▼

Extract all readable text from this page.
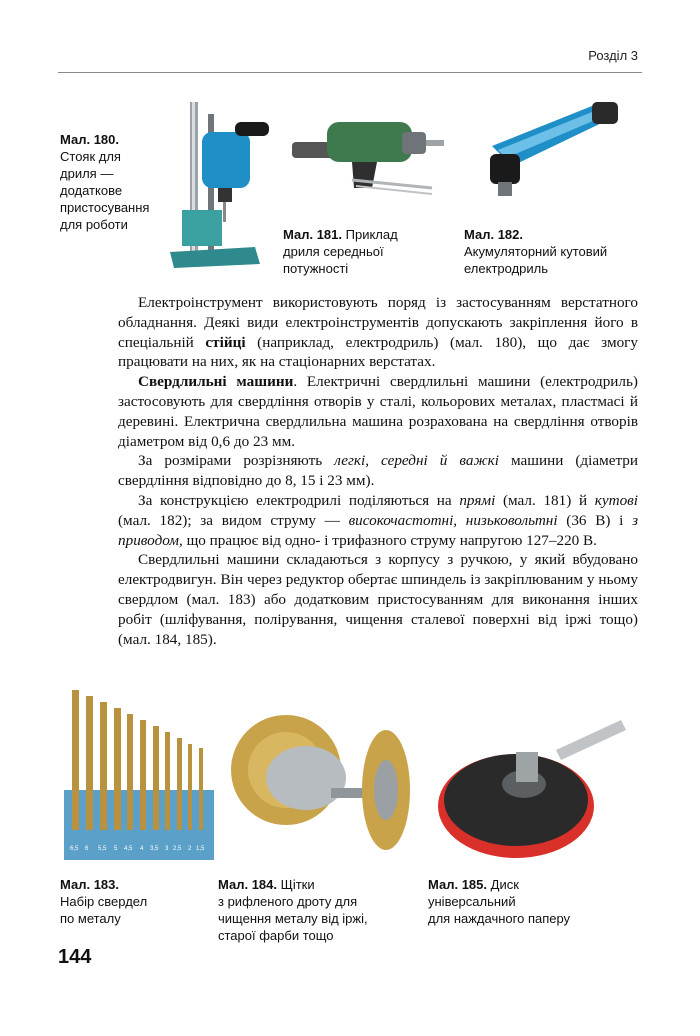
Розділ 3
Мал. 180.
Стояк для
дриля —
додаткове
пристосування
для роботи
Мал. 181. Приклад
дриля середньої
потужності
Мал. 182.
Акумуляторний кутовий
електродриль

Електроінструмент використовують поряд із застосуванням верстатного обладнання. Деякі види електроінструментів допускають закріплення його в спеціальній стійці (наприклад, електродриль) (мал. 180), що дає змогу працювати на них, як на стаціонарних верстатах.

Свердлильні машини. Електричні свердлильні машини (електродриль) застосовують для свердління отворів у сталі, кольорових металах, пластмасі й деревині. Електрична свердлильна машина розрахована на свердління отворів діаметром від 0,6 до 23 мм.

За розмірами розрізняють легкі, середні й важкі машини (діаметри свердління відповідно до 8, 15 і 23 мм).

За конструкцією електродрилі поділяються на прямі (мал. 181) й кутові (мал. 182); за видом струму — високочастотні, низьковольтні (36 В) і з приводом, що працює від одно- і трифазного струму напругою 127–220 В.

Свердлильні машини складаються з корпусу з ручкою, у який вбудовано електродвигун. Він через редуктор обертає шпиндель із закріплюваним у ньому свердлом (мал. 183) або додатковим пристосуванням для виконання інших робіт (шліфування, полірування, чищення сталевої поверхні від іржі тощо) (мал. 184, 185).

6,5 6 5,5 5 4,5 4 3,5 3 2,5 2 1,5
Мал. 183.
Набір свердел
по металу
Мал. 184. Щітки
з рифленого дроту для
чищення металу від іржі,
старої фарби тощо
Мал. 185. Диск
універсальний
для наждачного паперу
144
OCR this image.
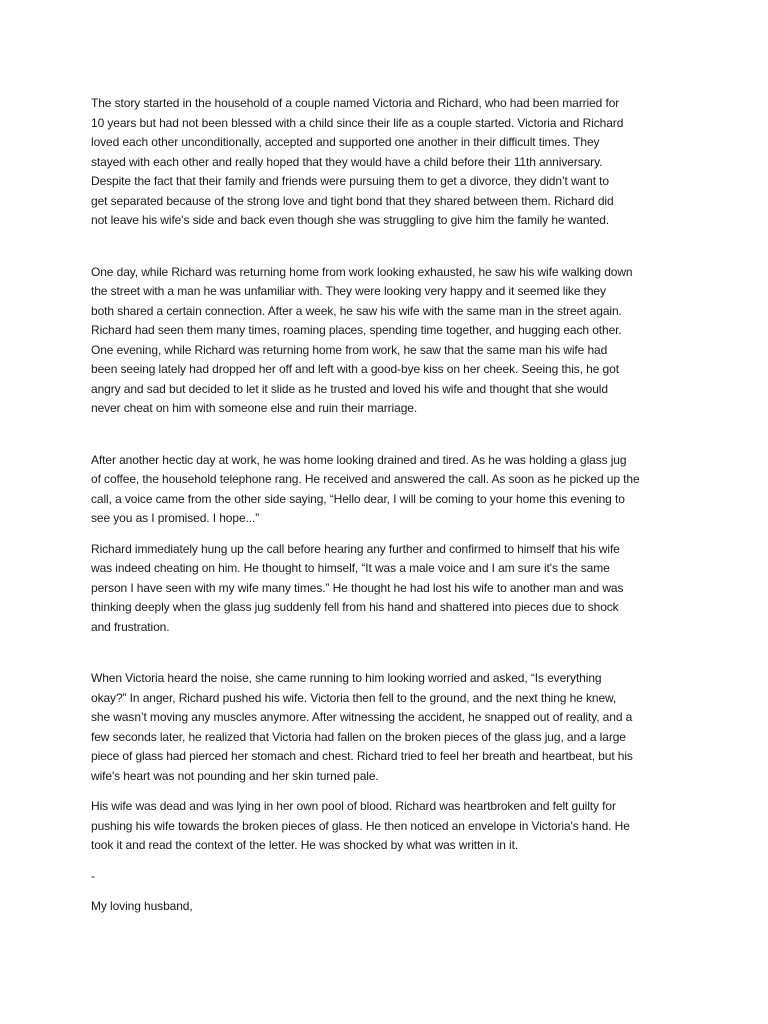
The story started in the household of a couple named Victoria and Richard, who had been married for
10 years but had not been blessed with a child since their life as a couple started. Victoria and Richard
loved each other unconditionally, accepted and supported one another in their difficult times. They
stayed with each other and really hoped that they would have a child before their 11th anniversary.
Despite the fact that their family and friends were pursuing them to get a divorce, they didn’t want to
get separated because of the strong love and tight bond that they shared between them. Richard did
not leave his wife's side and back even though she was struggling to give him the family he wanted.

One day, while Richard was returning home from work looking exhausted, he saw his wife walking down
the street with a man he was unfamiliar with. They were looking very happy and it seemed like they
both shared a certain connection. After a week, he saw his wife with the same man in the street again.
Richard had seen them many times, roaming places, spending time together, and hugging each other.
One evening, while Richard was returning home from work, he saw that the same man his wife had
been seeing lately had dropped her off and left with a good-bye kiss on her cheek. Seeing this, he got
angry and sad but decided to let it slide as he trusted and loved his wife and thought that she would
never cheat on him with someone else and ruin their marriage.

After another hectic day at work, he was home looking drained and tired. As he was holding a glass jug
of coffee, the household telephone rang. He received and answered the call. As soon as he picked up the
call, a voice came from the other side saying, “Hello dear, I will be coming to your home this evening to
see you as I promised. I hope...”

Richard immediately hung up the call before hearing any further and confirmed to himself that his wife
was indeed cheating on him. He thought to himself, “It was a male voice and I am sure it's the same
person I have seen with my wife many times.” He thought he had lost his wife to another man and was
thinking deeply when the glass jug suddenly fell from his hand and shattered into pieces due to shock
and frustration.

When Victoria heard the noise, she came running to him looking worried and asked, “Is everything
okay?” In anger, Richard pushed his wife. Victoria then fell to the ground, and the next thing he knew,
she wasn’t moving any muscles anymore. After witnessing the accident, he snapped out of reality, and a
few seconds later, he realized that Victoria had fallen on the broken pieces of the glass jug, and a large
piece of glass had pierced her stomach and chest. Richard tried to feel her breath and heartbeat, but his
wife's heart was not pounding and her skin turned pale.

His wife was dead and was lying in her own pool of blood. Richard was heartbroken and felt guilty for
pushing his wife towards the broken pieces of glass. He then noticed an envelope in Victoria's hand. He
took it and read the context of the letter. He was shocked by what was written in it.

-

My loving husband,
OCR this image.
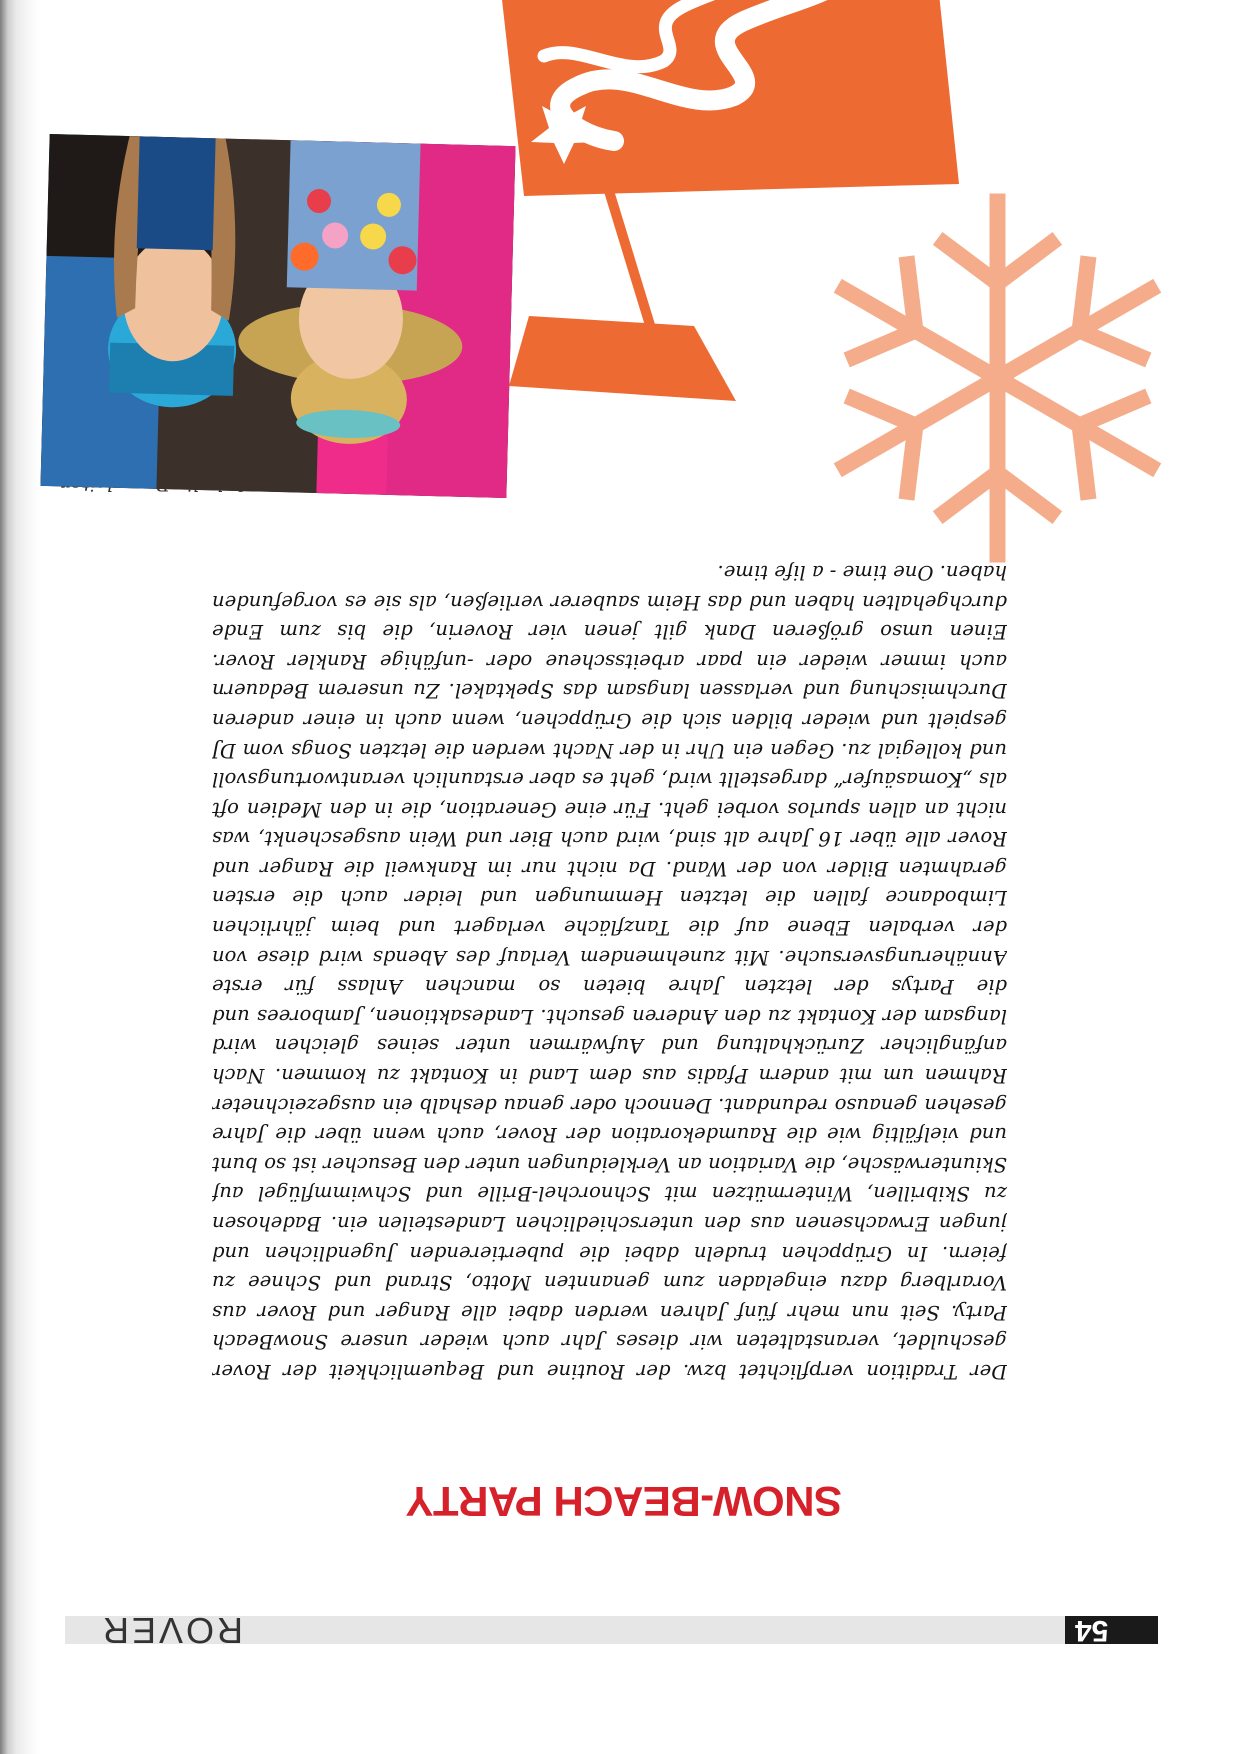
54
ROVER
SNOW-BEACH PARTY

Der Tradition verpflichtet bzw. der Routine und Bequemlichkeit der Rover geschuldet, veranstalteten wir dieses Jahr auch wieder unsere SnowBeach Party. Seit nun mehr fünf Jahren werden dabei alle Ranger und Rover aus Vorarlberg dazu eingeladen zum genannten Motto, Strand und Schnee zu feiern. In Grüppchen trudeln dabei die pubertierenden Jugendlichen und jungen Erwachsenen aus den unterschiedlichen Landesteilen ein. Badehosen zu Skibrillen, Wintermützen mit Schnorchel-Brille und Schwimmflügel auf Skiunterwäsche, die Variation an Verkleidungen unter den Besucher ist so bunt und vielfältig wie die Raumdekoration der Rover, auch wenn über die Jahre gesehen genauso redundant. Dennoch oder genau deshalb ein ausgezeichneter Rahmen um mit andern Pfadis aus dem Land in Kontakt zu kommen. Nach anfänglicher Zurückhaltung und Aufwärmen unter seines gleichen wird langsam der Kontakt zu den Anderen gesucht. Landesaktionen, Jamborees und die Partys der letzten Jahre bieten so manchen Anlass für erste Annäherungsversuche. Mit zunehmendem Verlauf des Abends wird diese von der verbalen Ebene auf die Tanzfläche verlagert und beim jährlichen Limbodance fallen die letzten Hemmungen und leider auch die ersten gerahmten Bilder von der Wand. Da nicht nur im Rankweil die Ranger und Rover alle über 16 Jahre alt sind, wird auch Bier und Wein ausgeschenkt, was nicht an allen spurlos vorbei geht. Für eine Generation, die in den Medien oft als „Komasäufer“ dargestellt wird, geht es aber erstaunlich verantwortungsvoll und kollegial zu. Gegen ein Uhr in der Nacht werden die letzten Songs vom DJ gespielt und wieder bilden sich die Grüppchen, wenn auch in einer anderen Durchmischung und verlassen langsam das Spektakel. Zu unserem Bedauern auch immer wieder ein paar arbeitsscheue oder -unfähige Rankler Rover. Einen umso größeren Dank gilt jenen vier Roverin, die bis zum Ende durchgehalten haben und das Heim sauberer verließen, als sie es vorgefunden haben. One time - a life time.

▲

## TASK TO COMPLETE
Output all of the entries verbatim, leaving out any images.

## FINAL RESULT
Extract all readable text from this page.
Розділ 3
Мал. 180.
Стояк для
дриля —
додаткове
пристосування
для роботи
Мал. 181. Приклад
дриля середньої
потужності
Мал. 182.
Акумуляторний кутовий
електродриль

Електроінструмент використовують поряд із застосуванням верстатного обладнання. Деякі види електроінструментів допускають закріплення його в спеціальній стійці (наприклад, електродриль) (мал. 180), що дає змогу працювати на них, як на стаціонарних верстатах.

Свердлильні машини. Електричні свердлильні машини (електродриль) застосовують для свердління отворів у сталі, кольорових металах, пластмасі й деревині. Електрична свердлильна машина розрахована на свердління отворів діаметром від 0,6 до 23 мм.

За розмірами розрізняють легкі, середні й важкі машини (діаметри свердління відповідно до 8, 15 і 23 мм).

За конструкцією електродрилі поділяються на прямі (мал. 181) й кутові (мал. 182); за видом струму — високочастотні, низьковольтні (36 В) і з приводом, що працює від одно- і трифазного струму напругою 127–220 В.

Свердлильні машини складаються з корпусу з ручкою, у який вбудовано електродвигун. Він через редуктор обертає шпиндель із закріплюваним у ньому свердлом (мал. 183) або додатковим пристосуванням для виконання інших робіт (шліфування, полірування, чищення сталевої поверхні від іржі тощо) (мал. 184, 185).

6,5 6 5,5 5 4,5 4 3,5 3 2,5 2 1,5
Мал. 183.
Набір свердел
по металу
Мал. 184. Щітки
з рифленого дроту для
чищення металу від іржі,
старої фарби тощо
Мал. 185. Диск
універсальний
для наждачного паперу
144
OCR this image.
The story started in the household of a couple named Victoria and Richard, who had been married for
10 years but had not been blessed with a child since their life as a couple started. Victoria and Richard
loved each other unconditionally, accepted and supported one another in their difficult times. They
stayed with each other and really hoped that they would have a child before their 11th anniversary.
Despite the fact that their family and friends were pursuing them to get a divorce, they didn’t want to
get separated because of the strong love and tight bond that they shared between them. Richard did
not leave his wife's side and back even though she was struggling to give him the family he wanted.

One day, while Richard was returning home from work looking exhausted, he saw his wife walking down
the street with a man he was unfamiliar with. They were looking very happy and it seemed like they
both shared a certain connection. After a week, he saw his wife with the same man in the street again.
Richard had seen them many times, roaming places, spending time together, and hugging each other.
One evening, while Richard was returning home from work, he saw that the same man his wife had
been seeing lately had dropped her off and left with a good-bye kiss on her cheek. Seeing this, he got
angry and sad but decided to let it slide as he trusted and loved his wife and thought that she would
never cheat on him with someone else and ruin their marriage.

After another hectic day at work, he was home looking drained and tired. As he was holding a glass jug
of coffee, the household telephone rang. He received and answered the call. As soon as he picked up the
call, a voice came from the other side saying, “Hello dear, I will be coming to your home this evening to
see you as I promised. I hope...”

Richard immediately hung up the call before hearing any further and confirmed to himself that his wife
was indeed cheating on him. He thought to himself, “It was a male voice and I am sure it's the same
person I have seen with my wife many times.” He thought he had lost his wife to another man and was
thinking deeply when the glass jug suddenly fell from his hand and shattered into pieces due to shock
and frustration.

When Victoria heard the noise, she came running to him looking worried and asked, “Is everything
okay?” In anger, Richard pushed his wife. Victoria then fell to the ground, and the next thing he knew,
she wasn’t moving any muscles anymore. After witnessing the accident, he snapped out of reality, and a
few seconds later, he realized that Victoria had fallen on the broken pieces of the glass jug, and a large
piece of glass had pierced her stomach and chest. Richard tried to feel her breath and heartbeat, but his
wife's heart was not pounding and her skin turned pale.

His wife was dead and was lying in her own pool of blood. Richard was heartbroken and felt guilty for
pushing his wife towards the broken pieces of glass. He then noticed an envelope in Victoria's hand. He
took it and read the context of the letter. He was shocked by what was written in it.

-

My loving husband,
OCR this image.
54
ROVER
SNOW-BEACH PARTY

Der Tradition verpflichtet bzw. der Routine und Bequemlichkeit der Rover geschuldet, veranstalteten wir dieses Jahr auch wieder unsere SnowBeach Party. Seit nun mehr fünf Jahren werden dabei alle Ranger und Rover aus Vorarlberg dazu eingeladen zum genannten Motto, Strand und Schnee zu feiern. In Grüppchen trudeln dabei die pubertierenden Jugendlichen und jungen Erwachsenen aus den unterschiedlichen Landesteilen ein. Badehosen zu Skibrillen, Wintermützen mit Schnorchel-Brille und Schwimmflügel auf Skiunterwäsche, die Variation an Verkleidungen unter den Besucher ist so bunt und vielfältig wie die Raumdekoration der Rover, auch wenn über die Jahre gesehen genauso redundant. Dennoch oder genau deshalb ein ausgezeichneter Rahmen um mit andern Pfadis aus dem Land in Kontakt zu kommen. Nach anfänglicher Zurückhaltung und Aufwärmen unter seines gleichen wird langsam der Kontakt zu den Anderen gesucht. Landesaktionen, Jamborees und die Partys der letzten Jahre bieten so manchen Anlass für erste Annäherungsversuche. Mit zunehmendem Verlauf des Abends wird diese von der verbalen Ebene auf die Tanzfläche verlagert und beim jährlichen Limbodance fallen die letzten Hemmungen und leider auch die ersten gerahmten Bilder von der Wand. Da nicht nur im Rankweil die Ranger und Rover alle über 16 Jahre alt sind, wird auch Bier und Wein ausgeschenkt, was nicht an allen spurlos vorbei geht. Für eine Generation, die in den Medien oft als „Komasäufer“ dargestellt wird, geht es aber erstaunlich verantwortungsvoll und kollegial zu. Gegen ein Uhr in der Nacht werden die letzten Songs vom DJ gespielt und wieder bilden sich die Grüppchen, wenn auch in einer anderen Durchmischung und verlassen langsam das Spektakel. Zu unserem Bedauern auch immer wieder ein paar arbeitsscheue oder -unfähige Rankler Rover. Einen umso größeren Dank gilt jenen vier Roverin, die bis zum Ende durchgehalten haben und das Heim sauberer verließen, als sie es vorgefunden haben. One time - a life time.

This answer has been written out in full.